PROMPT: Skip the pictures. Repeat everything else in the records word for word.

RECORD EXTRACTS:

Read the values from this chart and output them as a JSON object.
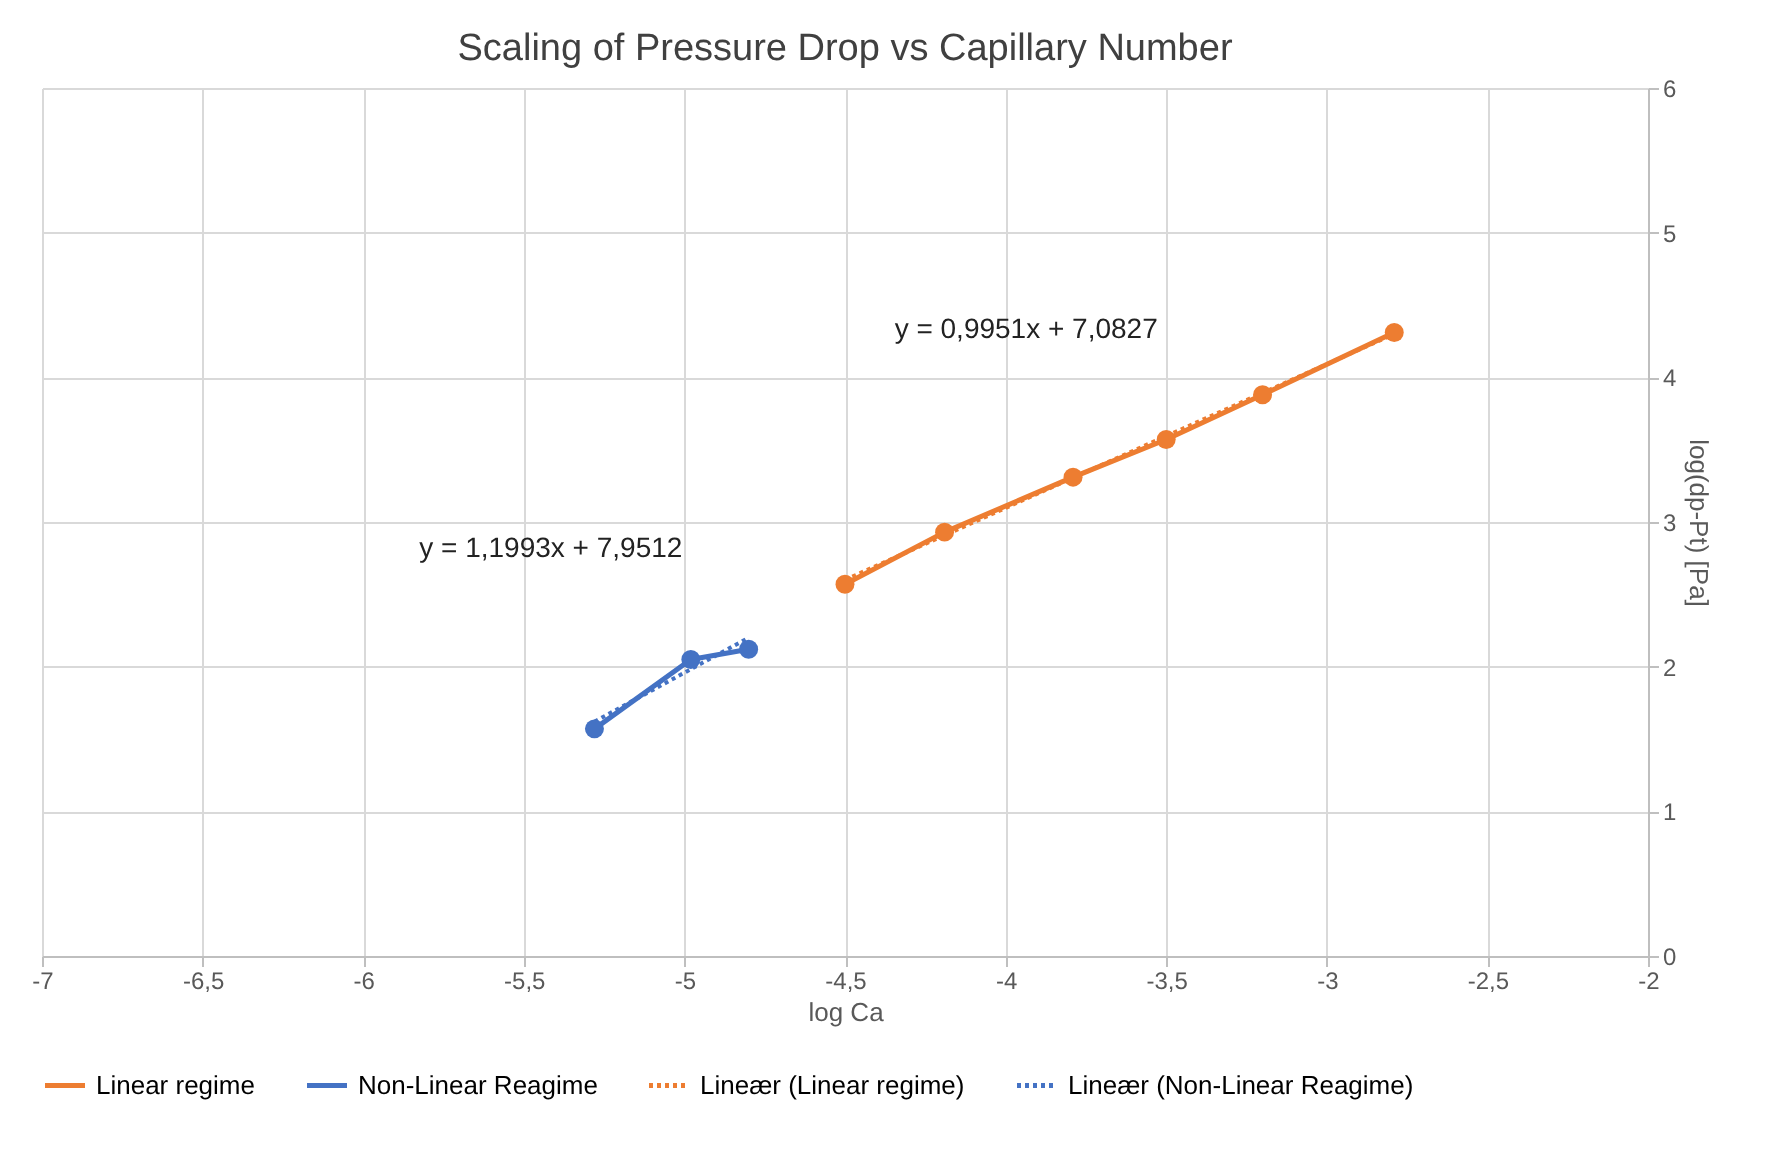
{
  "chart_data": {
    "type": "line",
    "title": "Scaling of Pressure Drop vs Capillary Number",
    "xlabel": "log Ca",
    "ylabel": "log(dp-Pt) [Pa]",
    "xlim": [
      -7,
      -2
    ],
    "xticks": [
      -7,
      {
        "value": -6.5,
        "label": "-6,5"
      },
      -6,
      {
        "value": -5.5,
        "label": "-5,5"
      },
      -5,
      {
        "value": -4.5,
        "label": "-4,5"
      },
      -4,
      {
        "value": -3.5,
        "label": "-3,5"
      },
      -3,
      {
        "value": -2.5,
        "label": "-2,5"
      },
      -2
    ],
    "ylim": [
      0,
      6
    ],
    "yticks": [
      0,
      1,
      2,
      3,
      4,
      5,
      6
    ],
    "grid": true,
    "legend": "bottom",
    "series": [
      {
        "name": "Linear regime",
        "color": "#ed7d31",
        "marker": "circle",
        "line_style": "solid",
        "x": [
          -4.5,
          -4.19,
          -3.79,
          -3.5,
          -3.2,
          -2.79
        ],
        "values": [
          2.57,
          2.93,
          3.31,
          3.57,
          3.88,
          4.31
        ]
      },
      {
        "name": "Non-Linear Reagime",
        "color": "#4472c4",
        "marker": "circle",
        "line_style": "solid",
        "x": [
          -5.28,
          -4.98,
          -4.8
        ],
        "values": [
          1.57,
          2.05,
          2.12
        ]
      },
      {
        "name": "Lineær (Linear regime)",
        "color": "#ed7d31",
        "marker": "none",
        "line_style": "dotted",
        "x": [
          -4.5,
          -2.79
        ],
        "values": [
          2.6,
          4.3
        ]
      },
      {
        "name": "Lineær (Non-Linear Reagime)",
        "color": "#4472c4",
        "marker": "none",
        "line_style": "dotted",
        "x": [
          -5.28,
          -4.8
        ],
        "values": [
          1.62,
          2.2
        ]
      }
    ],
    "annotations": [
      "y = 0,9951x + 7,0827",
      "y = 1,1993x + 7,9512"
    ]
  }
}
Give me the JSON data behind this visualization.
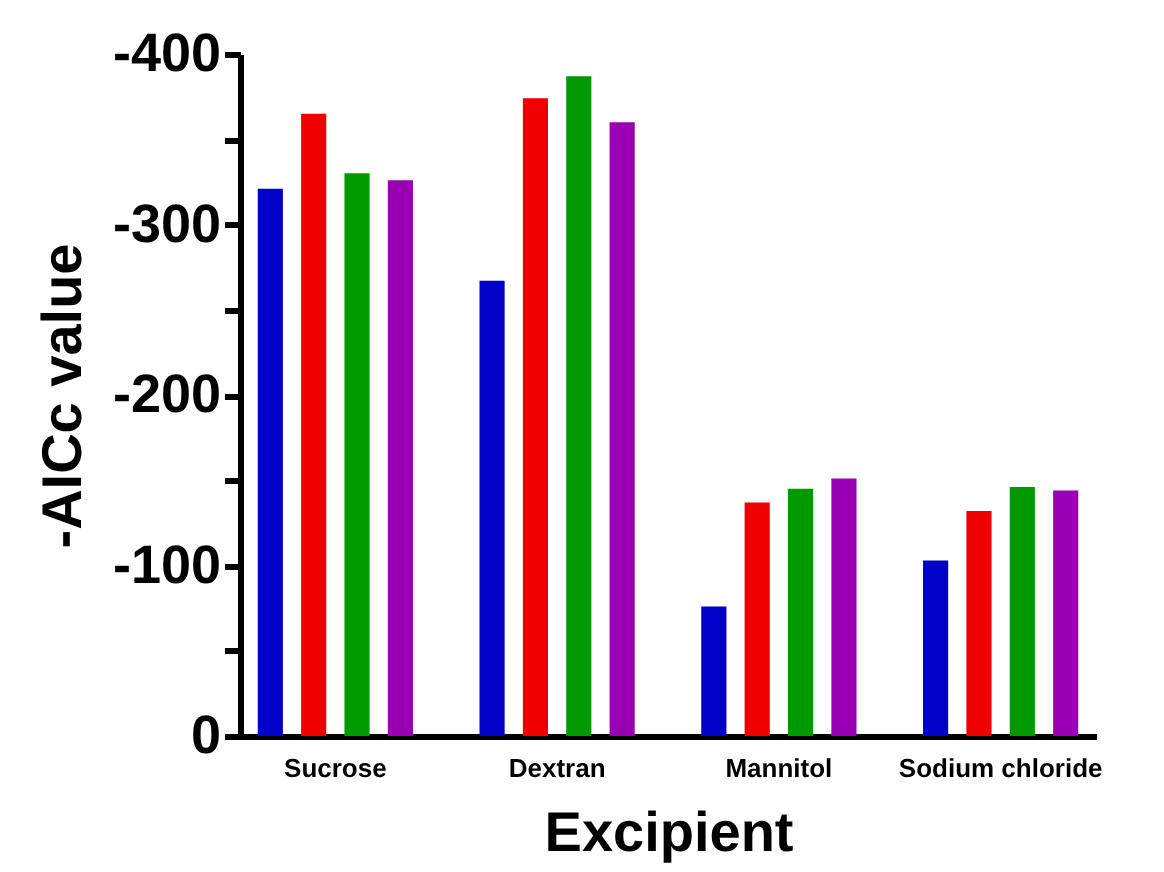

EXERCISE OUTPUT:
Read the values from this chart and output them as a JSON object.
{
  "chart_data": {
    "type": "line",
    "title": "Scaling of Pressure Drop vs Capillary Number",
    "xlabel": "log Ca",
    "ylabel": "log(dp-Pt) [Pa]",
    "xlim": [
      -7,
      -2
    ],
    "xticks": [
      -7,
      {
        "value": -6.5,
        "label": "-6,5"
      },
      -6,
      {
        "value": -5.5,
        "label": "-5,5"
      },
      -5,
      {
        "value": -4.5,
        "label": "-4,5"
      },
      -4,
      {
        "value": -3.5,
        "label": "-3,5"
      },
      -3,
      {
        "value": -2.5,
        "label": "-2,5"
      },
      -2
    ],
    "ylim": [
      0,
      6
    ],
    "yticks": [
      0,
      1,
      2,
      3,
      4,
      5,
      6
    ],
    "grid": true,
    "legend": "bottom",
    "series": [
      {
        "name": "Linear regime",
        "color": "#ed7d31",
        "marker": "circle",
        "line_style": "solid",
        "x": [
          -4.5,
          -4.19,
          -3.79,
          -3.5,
          -3.2,
          -2.79
        ],
        "values": [
          2.57,
          2.93,
          3.31,
          3.57,
          3.88,
          4.31
        ]
      },
      {
        "name": "Non-Linear Reagime",
        "color": "#4472c4",
        "marker": "circle",
        "line_style": "solid",
        "x": [
          -5.28,
          -4.98,
          -4.8
        ],
        "values": [
          1.57,
          2.05,
          2.12
        ]
      },
      {
        "name": "Lineær (Linear regime)",
        "color": "#ed7d31",
        "marker": "none",
        "line_style": "dotted",
        "x": [
          -4.5,
          -2.79
        ],
        "values": [
          2.6,
          4.3
        ]
      },
      {
        "name": "Lineær (Non-Linear Reagime)",
        "color": "#4472c4",
        "marker": "none",
        "line_style": "dotted",
        "x": [
          -5.28,
          -4.8
        ],
        "values": [
          1.62,
          2.2
        ]
      }
    ],
    "annotations": [
      "y = 0,9951x + 7,0827",
      "y = 1,1993x + 7,9512"
    ]
  }
}
Give me the JSON data behind this visualization.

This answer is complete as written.